Short problem:
Reproduce each line that includes the word "Brand".

Dataset records:
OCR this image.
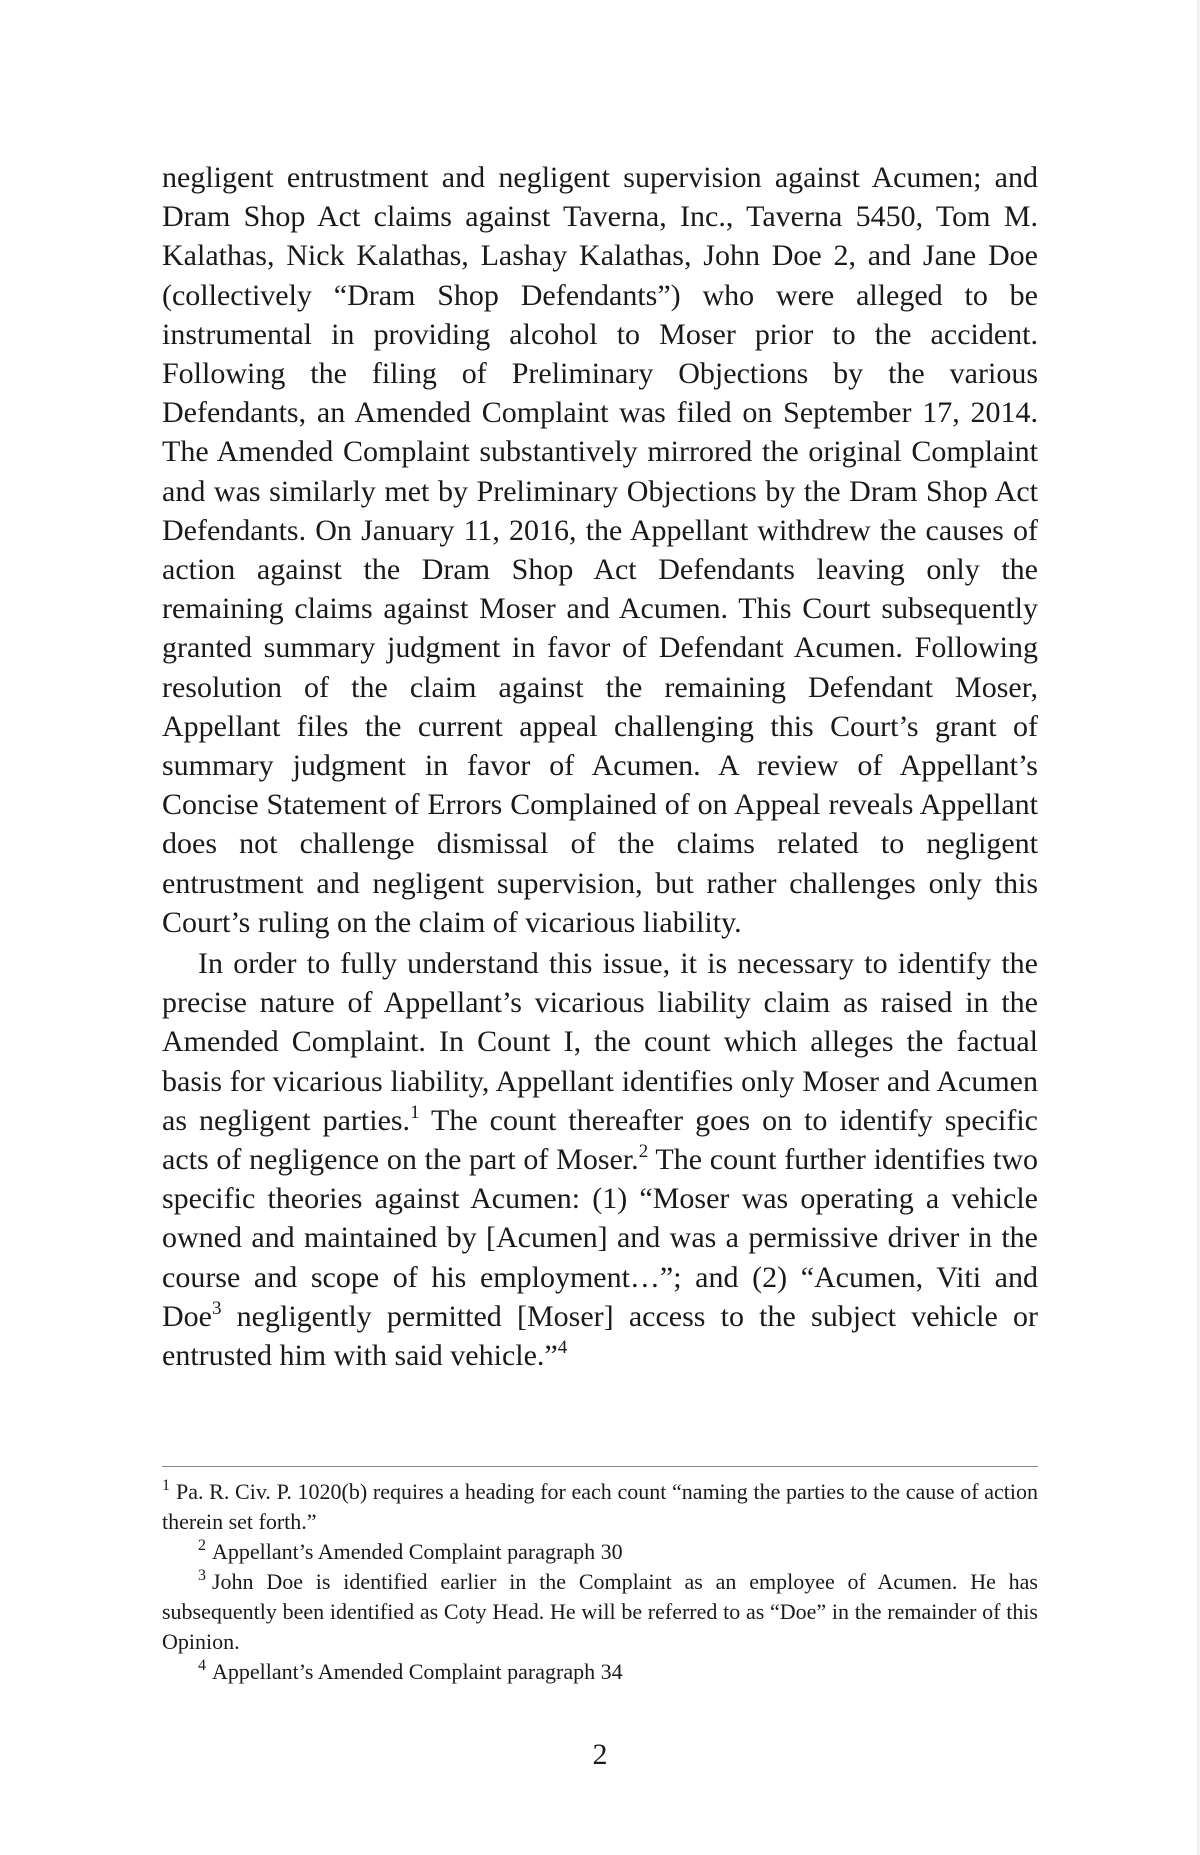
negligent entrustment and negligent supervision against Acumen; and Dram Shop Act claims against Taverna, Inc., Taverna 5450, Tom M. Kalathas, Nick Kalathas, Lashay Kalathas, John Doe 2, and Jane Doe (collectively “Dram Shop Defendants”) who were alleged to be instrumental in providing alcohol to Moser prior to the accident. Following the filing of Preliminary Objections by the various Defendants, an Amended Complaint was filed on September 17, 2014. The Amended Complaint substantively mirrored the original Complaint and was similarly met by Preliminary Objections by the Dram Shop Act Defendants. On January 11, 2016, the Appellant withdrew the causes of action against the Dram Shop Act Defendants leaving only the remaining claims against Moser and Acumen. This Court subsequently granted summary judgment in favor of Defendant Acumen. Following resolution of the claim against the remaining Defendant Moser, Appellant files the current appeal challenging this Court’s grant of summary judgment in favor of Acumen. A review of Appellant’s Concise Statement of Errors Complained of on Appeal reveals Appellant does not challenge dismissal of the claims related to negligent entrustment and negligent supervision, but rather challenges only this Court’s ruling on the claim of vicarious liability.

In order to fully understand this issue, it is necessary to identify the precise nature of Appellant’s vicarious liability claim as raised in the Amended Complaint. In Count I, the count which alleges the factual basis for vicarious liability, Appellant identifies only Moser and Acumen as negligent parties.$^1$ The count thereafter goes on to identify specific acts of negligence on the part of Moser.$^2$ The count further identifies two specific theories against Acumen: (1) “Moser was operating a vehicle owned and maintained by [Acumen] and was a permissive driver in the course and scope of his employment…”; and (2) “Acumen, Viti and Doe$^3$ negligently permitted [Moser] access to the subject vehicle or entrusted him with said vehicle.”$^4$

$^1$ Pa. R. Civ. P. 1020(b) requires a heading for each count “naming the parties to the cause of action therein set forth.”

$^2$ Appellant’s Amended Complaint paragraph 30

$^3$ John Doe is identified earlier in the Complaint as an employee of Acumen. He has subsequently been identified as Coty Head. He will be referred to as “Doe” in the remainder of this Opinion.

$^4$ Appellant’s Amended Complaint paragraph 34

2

* * *

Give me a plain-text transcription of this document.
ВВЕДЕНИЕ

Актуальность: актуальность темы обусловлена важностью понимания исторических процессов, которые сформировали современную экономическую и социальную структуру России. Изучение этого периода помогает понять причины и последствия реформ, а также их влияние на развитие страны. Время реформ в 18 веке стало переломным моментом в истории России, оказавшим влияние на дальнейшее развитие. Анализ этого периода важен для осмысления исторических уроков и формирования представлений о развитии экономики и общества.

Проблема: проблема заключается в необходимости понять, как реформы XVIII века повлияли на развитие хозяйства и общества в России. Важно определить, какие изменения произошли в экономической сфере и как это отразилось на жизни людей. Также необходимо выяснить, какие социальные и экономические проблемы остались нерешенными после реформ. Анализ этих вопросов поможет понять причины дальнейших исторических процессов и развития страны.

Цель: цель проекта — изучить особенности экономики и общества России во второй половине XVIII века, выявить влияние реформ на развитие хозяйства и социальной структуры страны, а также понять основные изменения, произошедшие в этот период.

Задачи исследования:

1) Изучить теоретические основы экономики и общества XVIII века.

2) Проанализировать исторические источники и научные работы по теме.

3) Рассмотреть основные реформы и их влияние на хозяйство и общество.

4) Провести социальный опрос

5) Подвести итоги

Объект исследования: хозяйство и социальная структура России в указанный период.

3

==

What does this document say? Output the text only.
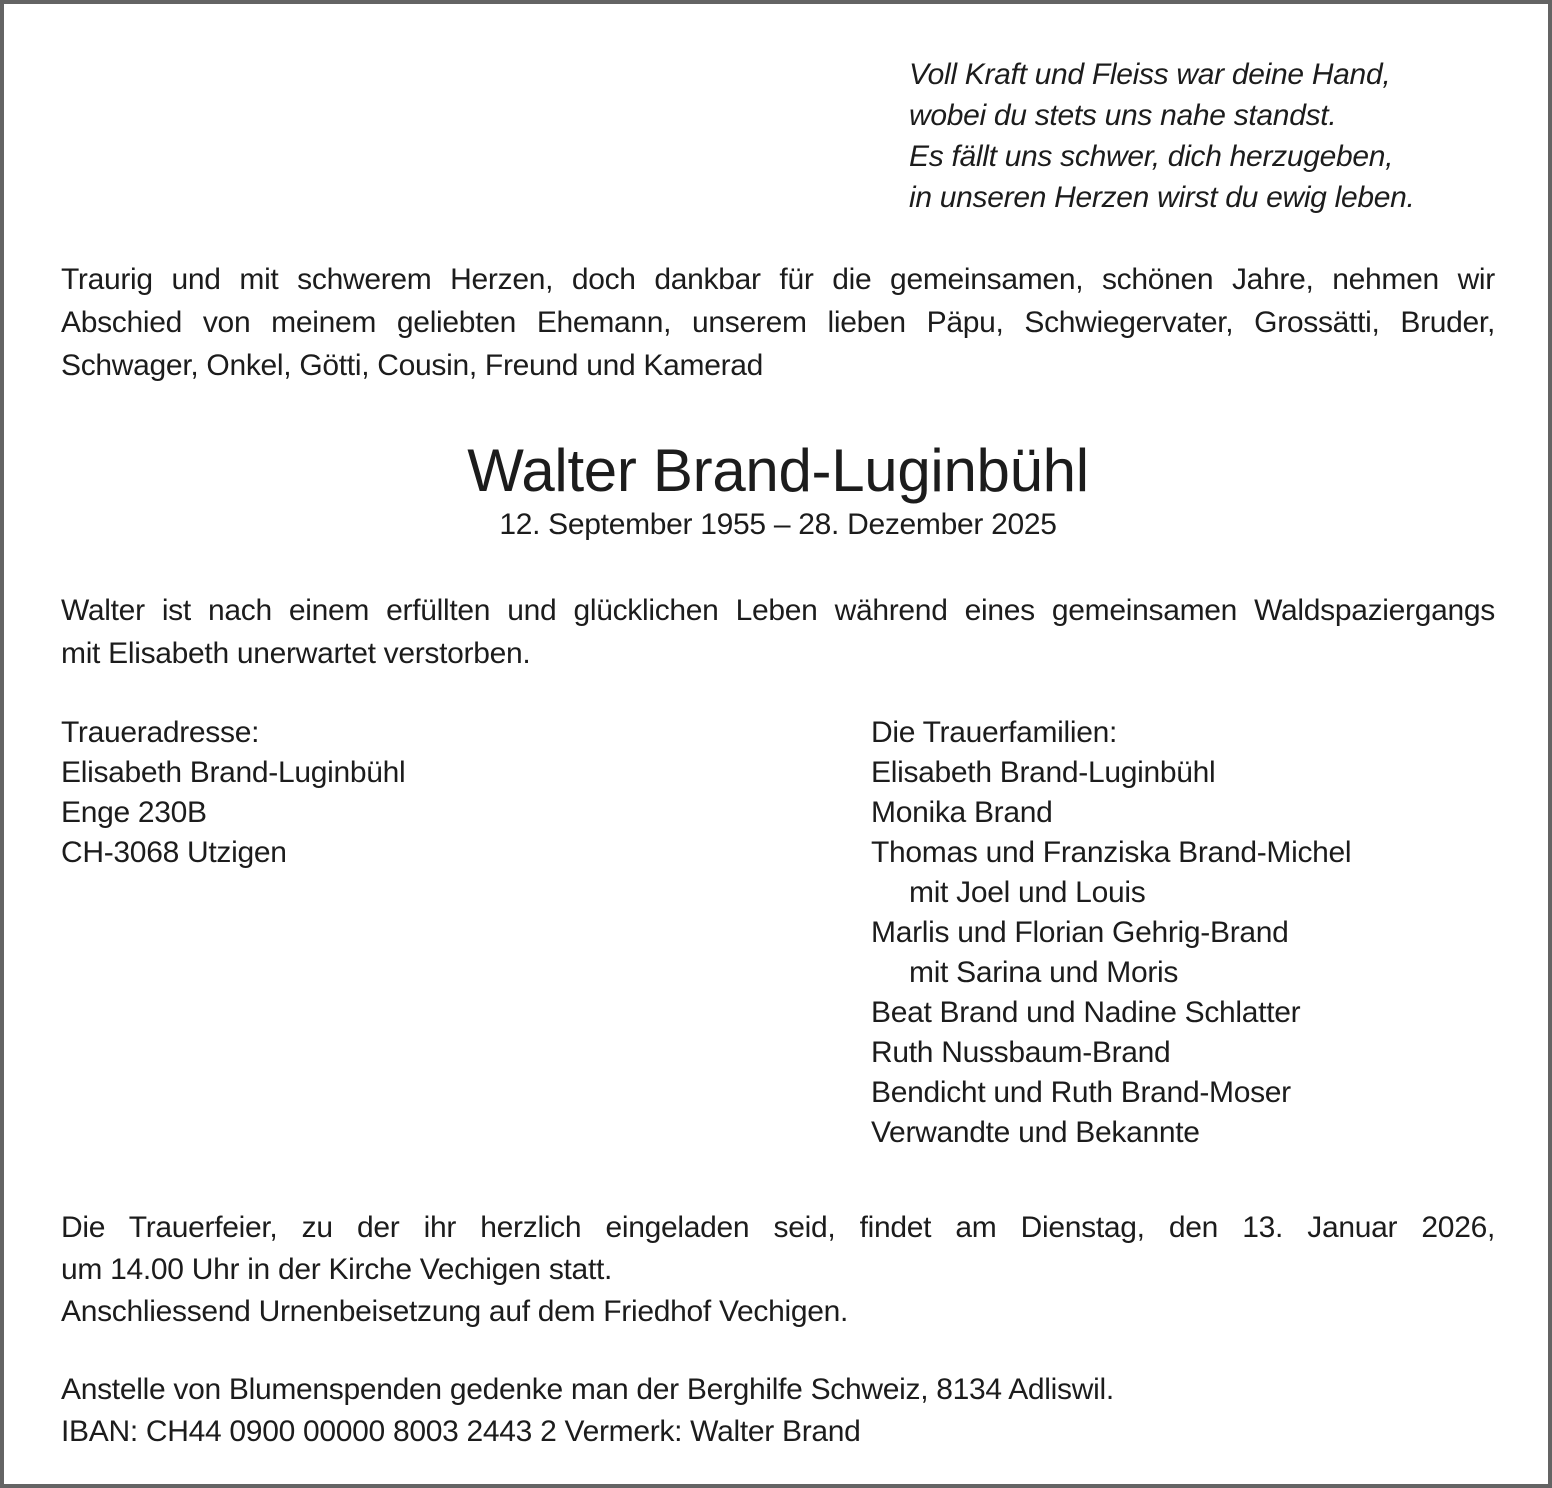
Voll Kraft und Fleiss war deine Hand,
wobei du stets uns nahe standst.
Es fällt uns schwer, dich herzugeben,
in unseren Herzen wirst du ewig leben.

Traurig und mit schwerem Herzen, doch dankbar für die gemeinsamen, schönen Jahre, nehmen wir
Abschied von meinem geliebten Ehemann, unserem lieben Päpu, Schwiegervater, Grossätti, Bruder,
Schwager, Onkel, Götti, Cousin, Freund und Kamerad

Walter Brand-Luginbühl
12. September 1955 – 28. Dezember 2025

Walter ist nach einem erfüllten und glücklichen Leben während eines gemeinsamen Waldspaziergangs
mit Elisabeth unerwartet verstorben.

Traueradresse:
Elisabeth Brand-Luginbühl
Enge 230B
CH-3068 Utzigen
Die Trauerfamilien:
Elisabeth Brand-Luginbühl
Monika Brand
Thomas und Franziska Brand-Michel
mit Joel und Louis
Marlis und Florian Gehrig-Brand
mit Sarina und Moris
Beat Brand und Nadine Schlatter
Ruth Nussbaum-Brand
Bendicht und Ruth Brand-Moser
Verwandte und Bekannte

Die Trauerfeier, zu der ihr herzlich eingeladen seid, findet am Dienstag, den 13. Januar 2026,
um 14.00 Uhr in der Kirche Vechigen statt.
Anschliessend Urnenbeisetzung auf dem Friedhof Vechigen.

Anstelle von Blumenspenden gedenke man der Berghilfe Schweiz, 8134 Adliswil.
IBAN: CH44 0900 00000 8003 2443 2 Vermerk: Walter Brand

Finished exercise:
Walter Brand-Luginbühl
Elisabeth Brand-Luginbühl
Elisabeth Brand-Luginbühl
Monika Brand
Thomas und Franziska Brand-Michel
Marlis und Florian Gehrig-Brand
Beat Brand und Nadine Schlatter
Ruth Nussbaum-Brand
Bendicht und Ruth Brand-Moser
IBAN: CH44 0900 00000 8003 2443 2 Vermerk: Walter Brand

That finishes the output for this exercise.